| Dataset listings of figures |
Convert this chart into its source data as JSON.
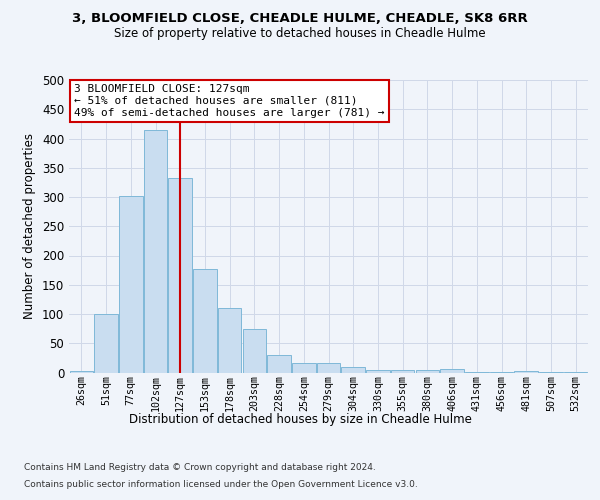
{
  "title1": "3, BLOOMFIELD CLOSE, CHEADLE HULME, CHEADLE, SK8 6RR",
  "title2": "Size of property relative to detached houses in Cheadle Hulme",
  "xlabel": "Distribution of detached houses by size in Cheadle Hulme",
  "ylabel": "Number of detached properties",
  "footer1": "Contains HM Land Registry data © Crown copyright and database right 2024.",
  "footer2": "Contains public sector information licensed under the Open Government Licence v3.0.",
  "categories": [
    "26sqm",
    "51sqm",
    "77sqm",
    "102sqm",
    "127sqm",
    "153sqm",
    "178sqm",
    "203sqm",
    "228sqm",
    "254sqm",
    "279sqm",
    "304sqm",
    "330sqm",
    "355sqm",
    "380sqm",
    "406sqm",
    "431sqm",
    "456sqm",
    "481sqm",
    "507sqm",
    "532sqm"
  ],
  "values": [
    3,
    100,
    302,
    415,
    332,
    177,
    111,
    75,
    30,
    16,
    16,
    10,
    4,
    4,
    4,
    6,
    1,
    1,
    3,
    1,
    1
  ],
  "bar_color": "#c9ddf0",
  "bar_edge_color": "#7fb8d8",
  "vline_x": 4,
  "vline_color": "#cc0000",
  "annotation_text": "3 BLOOMFIELD CLOSE: 127sqm\n← 51% of detached houses are smaller (811)\n49% of semi-detached houses are larger (781) →",
  "annotation_box_color": "#ffffff",
  "annotation_box_edge_color": "#cc0000",
  "ylim": [
    0,
    500
  ],
  "yticks": [
    0,
    50,
    100,
    150,
    200,
    250,
    300,
    350,
    400,
    450,
    500
  ],
  "grid_color": "#d0d8e8",
  "background_color": "#f0f4fa",
  "fig_width": 6.0,
  "fig_height": 5.0
}
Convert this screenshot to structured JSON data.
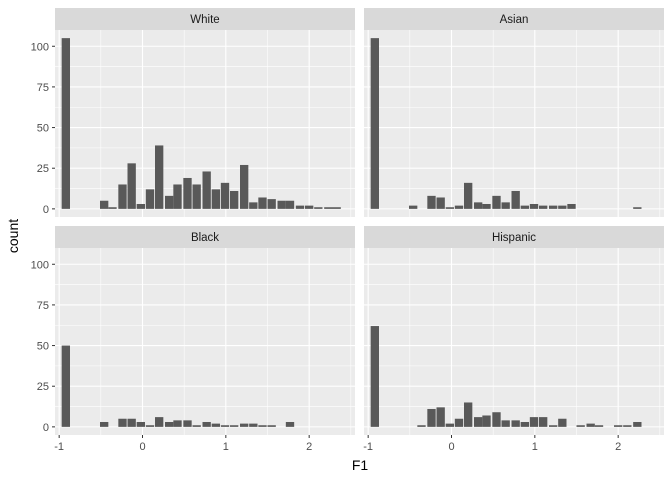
{
  "chart_data": {
    "type": "bar",
    "subtype": "histogram-faceted",
    "xlabel": "F1",
    "ylabel": "count",
    "xlim": [
      -1.05,
      2.55
    ],
    "ylim": [
      -5,
      110
    ],
    "x_ticks": [
      -1,
      0,
      1,
      2
    ],
    "x_tick_labels": [
      "-1",
      "0",
      "1",
      "2"
    ],
    "y_ticks": [
      0,
      25,
      50,
      75,
      100
    ],
    "y_tick_labels": [
      "0",
      "25",
      "50",
      "75",
      "100"
    ],
    "grid": true,
    "bar_color": "#595959",
    "panel_background": "#ebebeb",
    "strip_background": "#d9d9d9",
    "bin_width": 0.1,
    "facets": [
      {
        "name": "White",
        "bins": [
          {
            "x": -0.92,
            "y": 105
          },
          {
            "x": -0.46,
            "y": 5
          },
          {
            "x": -0.36,
            "y": 1
          },
          {
            "x": -0.24,
            "y": 15
          },
          {
            "x": -0.13,
            "y": 28
          },
          {
            "x": -0.02,
            "y": 3
          },
          {
            "x": 0.09,
            "y": 12
          },
          {
            "x": 0.2,
            "y": 39
          },
          {
            "x": 0.32,
            "y": 8
          },
          {
            "x": 0.42,
            "y": 15
          },
          {
            "x": 0.54,
            "y": 19
          },
          {
            "x": 0.65,
            "y": 15
          },
          {
            "x": 0.77,
            "y": 23
          },
          {
            "x": 0.88,
            "y": 12
          },
          {
            "x": 0.99,
            "y": 16
          },
          {
            "x": 1.1,
            "y": 11
          },
          {
            "x": 1.22,
            "y": 27
          },
          {
            "x": 1.33,
            "y": 4
          },
          {
            "x": 1.44,
            "y": 7
          },
          {
            "x": 1.55,
            "y": 6
          },
          {
            "x": 1.67,
            "y": 5
          },
          {
            "x": 1.77,
            "y": 5
          },
          {
            "x": 1.89,
            "y": 2
          },
          {
            "x": 2.0,
            "y": 2
          },
          {
            "x": 2.11,
            "y": 1
          },
          {
            "x": 2.23,
            "y": 1
          },
          {
            "x": 2.33,
            "y": 1
          }
        ]
      },
      {
        "name": "Asian",
        "bins": [
          {
            "x": -0.92,
            "y": 105
          },
          {
            "x": -0.46,
            "y": 2
          },
          {
            "x": -0.24,
            "y": 8
          },
          {
            "x": -0.13,
            "y": 7
          },
          {
            "x": -0.02,
            "y": 1
          },
          {
            "x": 0.09,
            "y": 2
          },
          {
            "x": 0.2,
            "y": 16
          },
          {
            "x": 0.32,
            "y": 4
          },
          {
            "x": 0.42,
            "y": 3
          },
          {
            "x": 0.54,
            "y": 8
          },
          {
            "x": 0.65,
            "y": 4
          },
          {
            "x": 0.77,
            "y": 11
          },
          {
            "x": 0.88,
            "y": 2
          },
          {
            "x": 0.99,
            "y": 3
          },
          {
            "x": 1.1,
            "y": 2
          },
          {
            "x": 1.22,
            "y": 2
          },
          {
            "x": 1.33,
            "y": 2
          },
          {
            "x": 1.44,
            "y": 3
          },
          {
            "x": 2.23,
            "y": 1
          }
        ]
      },
      {
        "name": "Black",
        "bins": [
          {
            "x": -0.92,
            "y": 50
          },
          {
            "x": -0.46,
            "y": 3
          },
          {
            "x": -0.24,
            "y": 5
          },
          {
            "x": -0.13,
            "y": 5
          },
          {
            "x": -0.02,
            "y": 3
          },
          {
            "x": 0.09,
            "y": 1
          },
          {
            "x": 0.2,
            "y": 6
          },
          {
            "x": 0.32,
            "y": 3
          },
          {
            "x": 0.42,
            "y": 4
          },
          {
            "x": 0.54,
            "y": 4
          },
          {
            "x": 0.65,
            "y": 1
          },
          {
            "x": 0.77,
            "y": 3
          },
          {
            "x": 0.88,
            "y": 2
          },
          {
            "x": 0.99,
            "y": 1
          },
          {
            "x": 1.1,
            "y": 1
          },
          {
            "x": 1.22,
            "y": 2
          },
          {
            "x": 1.33,
            "y": 2
          },
          {
            "x": 1.44,
            "y": 1
          },
          {
            "x": 1.55,
            "y": 1
          },
          {
            "x": 1.77,
            "y": 3
          }
        ]
      },
      {
        "name": "Hispanic",
        "bins": [
          {
            "x": -0.92,
            "y": 62
          },
          {
            "x": -0.36,
            "y": 1
          },
          {
            "x": -0.24,
            "y": 11
          },
          {
            "x": -0.13,
            "y": 12
          },
          {
            "x": -0.02,
            "y": 2
          },
          {
            "x": 0.09,
            "y": 5
          },
          {
            "x": 0.2,
            "y": 15
          },
          {
            "x": 0.32,
            "y": 6
          },
          {
            "x": 0.42,
            "y": 7
          },
          {
            "x": 0.54,
            "y": 9
          },
          {
            "x": 0.65,
            "y": 4
          },
          {
            "x": 0.77,
            "y": 4
          },
          {
            "x": 0.88,
            "y": 3
          },
          {
            "x": 0.99,
            "y": 6
          },
          {
            "x": 1.1,
            "y": 6
          },
          {
            "x": 1.22,
            "y": 1
          },
          {
            "x": 1.33,
            "y": 5
          },
          {
            "x": 1.55,
            "y": 1
          },
          {
            "x": 1.67,
            "y": 2
          },
          {
            "x": 1.77,
            "y": 1
          },
          {
            "x": 2.0,
            "y": 1
          },
          {
            "x": 2.11,
            "y": 1
          },
          {
            "x": 2.23,
            "y": 3
          }
        ]
      }
    ]
  }
}
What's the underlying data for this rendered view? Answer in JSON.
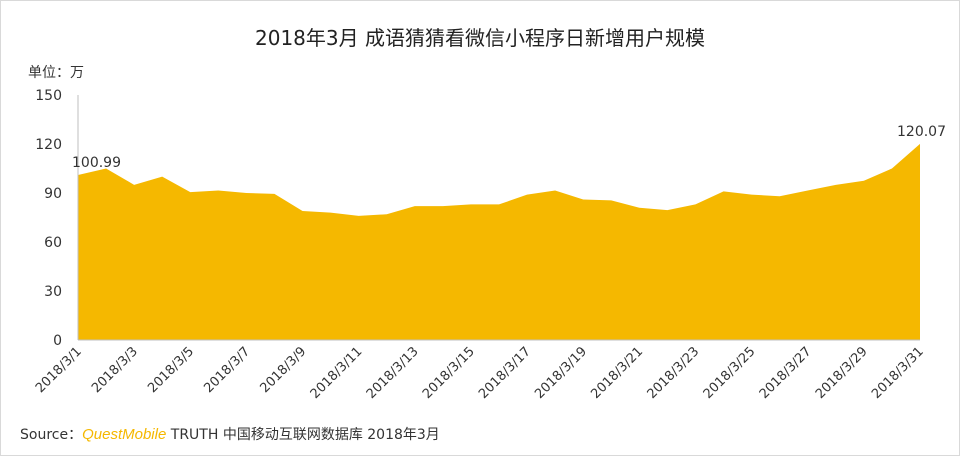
{
  "title": "2018年3月 成语猜猜看微信小程序日新增用户规模",
  "unit_label": "单位：万",
  "source": {
    "prefix": "Source：",
    "brand": "QuestMobile",
    "rest": " TRUTH 中国移动互联网数据库 2018年3月"
  },
  "chart_data": {
    "type": "area",
    "color": "#f5b800",
    "title": "2018年3月 成语猜猜看微信小程序日新增用户规模",
    "ylabel": "单位：万",
    "ylim": [
      0,
      150
    ],
    "yticks": [
      0,
      30,
      60,
      90,
      120,
      150
    ],
    "grid": false,
    "x": [
      "2018/3/1",
      "2018/3/2",
      "2018/3/3",
      "2018/3/4",
      "2018/3/5",
      "2018/3/6",
      "2018/3/7",
      "2018/3/8",
      "2018/3/9",
      "2018/3/10",
      "2018/3/11",
      "2018/3/12",
      "2018/3/13",
      "2018/3/14",
      "2018/3/15",
      "2018/3/16",
      "2018/3/17",
      "2018/3/18",
      "2018/3/19",
      "2018/3/20",
      "2018/3/21",
      "2018/3/22",
      "2018/3/23",
      "2018/3/24",
      "2018/3/25",
      "2018/3/26",
      "2018/3/27",
      "2018/3/28",
      "2018/3/29",
      "2018/3/30",
      "2018/3/31"
    ],
    "xtick_labels": [
      "2018/3/1",
      "2018/3/3",
      "2018/3/5",
      "2018/3/7",
      "2018/3/9",
      "2018/3/11",
      "2018/3/13",
      "2018/3/15",
      "2018/3/17",
      "2018/3/19",
      "2018/3/21",
      "2018/3/23",
      "2018/3/25",
      "2018/3/27",
      "2018/3/29",
      "2018/3/31"
    ],
    "values": [
      100.99,
      105,
      95,
      100,
      90.5,
      91.5,
      90,
      89.5,
      79,
      78,
      76,
      77,
      82,
      82,
      83,
      83,
      89,
      91.5,
      86,
      85.5,
      81,
      79.5,
      83,
      91,
      89,
      88,
      91.5,
      95,
      97.5,
      105,
      120.07
    ],
    "data_labels": [
      {
        "index": 0,
        "text": "100.99"
      },
      {
        "index": 30,
        "text": "120.07"
      }
    ]
  }
}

| Short task |
Show every line in the records above that contains the word "Convert".

| Exercise answer |
Convert this chart into its source data as JSON.
Convert this screenshot to structured JSON data.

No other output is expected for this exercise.